Please print every record below exactly as it appears.

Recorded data

▼

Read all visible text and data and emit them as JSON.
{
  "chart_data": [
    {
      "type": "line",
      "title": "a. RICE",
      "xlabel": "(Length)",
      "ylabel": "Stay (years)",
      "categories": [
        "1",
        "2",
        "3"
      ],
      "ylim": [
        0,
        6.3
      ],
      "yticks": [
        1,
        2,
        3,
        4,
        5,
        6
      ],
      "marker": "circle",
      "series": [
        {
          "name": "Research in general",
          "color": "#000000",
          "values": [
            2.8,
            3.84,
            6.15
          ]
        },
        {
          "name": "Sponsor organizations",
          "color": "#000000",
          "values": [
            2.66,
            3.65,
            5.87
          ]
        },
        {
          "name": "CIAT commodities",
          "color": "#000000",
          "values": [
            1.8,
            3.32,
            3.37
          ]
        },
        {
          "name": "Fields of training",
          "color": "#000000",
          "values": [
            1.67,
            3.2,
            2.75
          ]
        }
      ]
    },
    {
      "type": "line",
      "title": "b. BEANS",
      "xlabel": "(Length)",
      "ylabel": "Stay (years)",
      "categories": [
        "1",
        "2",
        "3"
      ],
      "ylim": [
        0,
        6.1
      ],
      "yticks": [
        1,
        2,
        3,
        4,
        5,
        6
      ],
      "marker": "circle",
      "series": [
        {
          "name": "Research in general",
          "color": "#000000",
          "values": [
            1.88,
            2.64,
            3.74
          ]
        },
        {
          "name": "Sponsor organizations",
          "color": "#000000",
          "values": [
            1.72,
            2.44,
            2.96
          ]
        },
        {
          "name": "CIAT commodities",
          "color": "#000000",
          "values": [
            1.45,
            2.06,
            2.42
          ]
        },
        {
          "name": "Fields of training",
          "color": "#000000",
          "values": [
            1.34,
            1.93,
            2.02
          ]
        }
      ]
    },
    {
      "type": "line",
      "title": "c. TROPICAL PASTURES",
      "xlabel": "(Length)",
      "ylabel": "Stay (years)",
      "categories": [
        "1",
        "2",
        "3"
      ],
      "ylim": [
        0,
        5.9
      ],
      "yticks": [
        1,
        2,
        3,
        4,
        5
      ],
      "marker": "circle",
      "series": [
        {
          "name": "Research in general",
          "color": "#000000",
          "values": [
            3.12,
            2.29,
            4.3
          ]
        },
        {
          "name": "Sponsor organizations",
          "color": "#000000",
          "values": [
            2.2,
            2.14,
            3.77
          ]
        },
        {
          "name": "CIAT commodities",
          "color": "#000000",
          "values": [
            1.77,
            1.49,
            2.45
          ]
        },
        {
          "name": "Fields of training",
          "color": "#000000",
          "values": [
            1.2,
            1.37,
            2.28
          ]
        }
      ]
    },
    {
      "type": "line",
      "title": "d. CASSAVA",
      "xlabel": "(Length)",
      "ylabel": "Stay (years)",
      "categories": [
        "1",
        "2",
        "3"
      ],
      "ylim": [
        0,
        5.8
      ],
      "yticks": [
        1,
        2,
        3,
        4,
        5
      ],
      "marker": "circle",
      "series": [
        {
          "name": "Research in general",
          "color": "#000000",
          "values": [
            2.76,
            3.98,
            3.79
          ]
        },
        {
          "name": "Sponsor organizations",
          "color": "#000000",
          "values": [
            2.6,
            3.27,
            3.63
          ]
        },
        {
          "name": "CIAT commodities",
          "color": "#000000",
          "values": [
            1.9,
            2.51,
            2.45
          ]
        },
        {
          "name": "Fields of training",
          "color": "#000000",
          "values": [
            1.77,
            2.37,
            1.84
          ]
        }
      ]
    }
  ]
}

▲

#### Reply
Read all visible text and data and emit them as JSON.
{
  "chart_data": [
    {
      "type": "line",
      "title": "a. RICE",
      "xlabel": "(Length)",
      "ylabel": "Stay (years)",
      "categories": [
        "1",
        "2",
        "3"
      ],
      "ylim": [
        0,
        6.3
      ],
      "yticks": [
        1,
        2,
        3,
        4,
        5,
        6
      ],
      "marker": "circle",
      "series": [
        {
          "name": "Research in general",
          "color": "#000000",
          "values": [
            2.8,
            3.84,
            6.15
          ]
        },
        {
          "name": "Sponsor organizations",
          "color": "#000000",
          "values": [
            2.66,
            3.65,
            5.87
          ]
        },
        {
          "name": "CIAT commodities",
          "color": "#000000",
          "values": [
            1.8,
            3.32,
            3.37
          ]
        },
        {
          "name": "Fields of training",
          "color": "#000000",
          "values": [
            1.67,
            3.2,
            2.75
          ]
        }
      ]
    },
    {
      "type": "line",
      "title": "b. BEANS",
      "xlabel": "(Length)",
      "ylabel": "Stay (years)",
      "categories": [
        "1",
        "2",
        "3"
      ],
      "ylim": [
        0,
        6.1
      ],
      "yticks": [
        1,
        2,
        3,
        4,
        5,
        6
      ],
      "marker": "circle",
      "series": [
        {
          "name": "Research in general",
          "color": "#000000",
          "values": [
            1.88,
            2.64,
            3.74
          ]
        },
        {
          "name": "Sponsor organizations",
          "color": "#000000",
          "values": [
            1.72,
            2.44,
            2.96
          ]
        },
        {
          "name": "CIAT commodities",
          "color": "#000000",
          "values": [
            1.45,
            2.06,
            2.42
          ]
        },
        {
          "name": "Fields of training",
          "color": "#000000",
          "values": [
            1.34,
            1.93,
            2.02
          ]
        }
      ]
    },
    {
      "type": "line",
      "title": "c. TROPICAL PASTURES",
      "xlabel": "(Length)",
      "ylabel": "Stay (years)",
      "categories": [
        "1",
        "2",
        "3"
      ],
      "ylim": [
        0,
        5.9
      ],
      "yticks": [
        1,
        2,
        3,
        4,
        5
      ],
      "marker": "circle",
      "series": [
        {
          "name": "Research in general",
          "color": "#000000",
          "values": [
            3.12,
            2.29,
            4.3
          ]
        },
        {
          "name": "Sponsor organizations",
          "color": "#000000",
          "values": [
            2.2,
            2.14,
            3.77
          ]
        },
        {
          "name": "CIAT commodities",
          "color": "#000000",
          "values": [
            1.77,
            1.49,
            2.45
          ]
        },
        {
          "name": "Fields of training",
          "color": "#000000",
          "values": [
            1.2,
            1.37,
            2.28
          ]
        }
      ]
    },
    {
      "type": "line",
      "title": "d. CASSAVA",
      "xlabel": "(Length)",
      "ylabel": "Stay (years)",
      "categories": [
        "1",
        "2",
        "3"
      ],
      "ylim": [
        0,
        5.8
      ],
      "yticks": [
        1,
        2,
        3,
        4,
        5
      ],
      "marker": "circle",
      "series": [
        {
          "name": "Research in general",
          "color": "#000000",
          "values": [
            2.76,
            3.98,
            3.79
          ]
        },
        {
          "name": "Sponsor organizations",
          "color": "#000000",
          "values": [
            2.6,
            3.27,
            3.63
          ]
        },
        {
          "name": "CIAT commodities",
          "color": "#000000",
          "values": [
            1.9,
            2.51,
            2.45
          ]
        },
        {
          "name": "Fields of training",
          "color": "#000000",
          "values": [
            1.77,
            2.37,
            1.84
          ]
        }
      ]
    }
  ]
}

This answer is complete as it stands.